Written request 1
Answer these questions from the passage on self-deprecating behavior, one line each:
(a) What three steps does the passage give for preventing a cycle of self-deprecation?
(b) Which three signs point to an over-reliance on self-deprecation?
(c) In what situations might someone always engage in negative self-talk?

The stresses of the industry can make it difficult to respond to mental health challenges in a constructive manner. Rather than taking the time and energy to work through issues—which can be extra difficult to do in the fast-paced world of entertainment—some may choose to engage in self-deprecating behavior as a defense mechanism.

How to stop self-deprecating behavior

Lana Condor“To All the Boys I've Loved Before 3” Credit: Katie Yu/Netflix

Preventing a cycle of self-deprecation is a matter of naming the behavior, understanding why you do it, and replacing it with positive self-talk.

Name the behavior

Spend some time thinking about the way you talk to yourself. Consider whether you compare yourself to others too much, if you’re unable to take a compliment, and if you rely on self-deprecating humor. These signs point to an over-reliance on self-depreciation. 

Understand why you use self-deprecating behavior

Do you engage in self-effacing behavior to get a laugh? To protect yourself? To appear humble? Think of the past several times you’ve put yourself down and excavate the reasoning behind your choice to do so.

Figure out when you use self-deprecating behavior

Once you know why you do it, you can figure out the situations that make you want to self-deprecate. You might always engage in negative self-talk after an audition, before a performance, or when you spend time with actors further along in their career than you. Knowing when it happens can help you prepare for the situation ahead of time. 

Replace with positive self-talk

Now that you know why and when you engage in self-deprecating behavior, think of ways that you can replace your negative self-talk with positive self-talk. The next time you’re about to enter a triggering situation, actively seek to turn your thoughts around.

Exercise input
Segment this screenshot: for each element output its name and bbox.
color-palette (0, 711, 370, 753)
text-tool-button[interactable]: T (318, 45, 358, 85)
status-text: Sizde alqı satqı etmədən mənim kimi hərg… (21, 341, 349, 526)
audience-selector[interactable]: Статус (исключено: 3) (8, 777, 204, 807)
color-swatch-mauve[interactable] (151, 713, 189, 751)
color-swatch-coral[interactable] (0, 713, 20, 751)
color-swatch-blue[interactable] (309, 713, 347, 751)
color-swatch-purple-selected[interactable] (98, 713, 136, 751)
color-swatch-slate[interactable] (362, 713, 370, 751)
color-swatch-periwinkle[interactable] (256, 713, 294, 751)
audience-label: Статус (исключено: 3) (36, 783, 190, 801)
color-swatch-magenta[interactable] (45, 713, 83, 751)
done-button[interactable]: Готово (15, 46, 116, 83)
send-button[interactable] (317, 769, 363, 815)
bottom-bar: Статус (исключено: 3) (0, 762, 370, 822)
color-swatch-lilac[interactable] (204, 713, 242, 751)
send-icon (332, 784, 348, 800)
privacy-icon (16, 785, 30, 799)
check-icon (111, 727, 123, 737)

Written request 2
Duplicate the record above line by line, with every character left unchanged.

Reply 1
(a) Naming the behavior, understanding why you do it, and replacing it with positive self-talk.
(b) Comparing yourself to others too much, being unable to take a compliment, and relying on self-deprecating humor.
(c) After an audition, before a performance, or when spending time with actors further along in their career.

Reply 2
Segment this screenshot: for each element output its name and bbox.
color-palette (0, 711, 370, 753)
text-tool-button[interactable]: T (318, 45, 358, 85)
status-text: Sizde alqı satqı etmədən mənim kimi hərg… (21, 341, 349, 526)
audience-selector[interactable]: Статус (исключено: 3) (8, 777, 204, 807)
color-swatch-mauve[interactable] (151, 713, 189, 751)
color-swatch-coral[interactable] (0, 713, 20, 751)
color-swatch-blue[interactable] (309, 713, 347, 751)
color-swatch-purple-selected[interactable] (98, 713, 136, 751)
color-swatch-slate[interactable] (362, 713, 370, 751)
color-swatch-periwinkle[interactable] (256, 713, 294, 751)
audience-label: Статус (исключено: 3) (36, 783, 190, 801)
color-swatch-magenta[interactable] (45, 713, 83, 751)
done-button[interactable]: Готово (15, 46, 116, 83)
send-button[interactable] (317, 769, 363, 815)
bottom-bar: Статус (исключено: 3) (0, 762, 370, 822)
color-swatch-lilac[interactable] (204, 713, 242, 751)
send-icon (332, 784, 348, 800)
privacy-icon (16, 785, 30, 799)
check-icon (111, 727, 123, 737)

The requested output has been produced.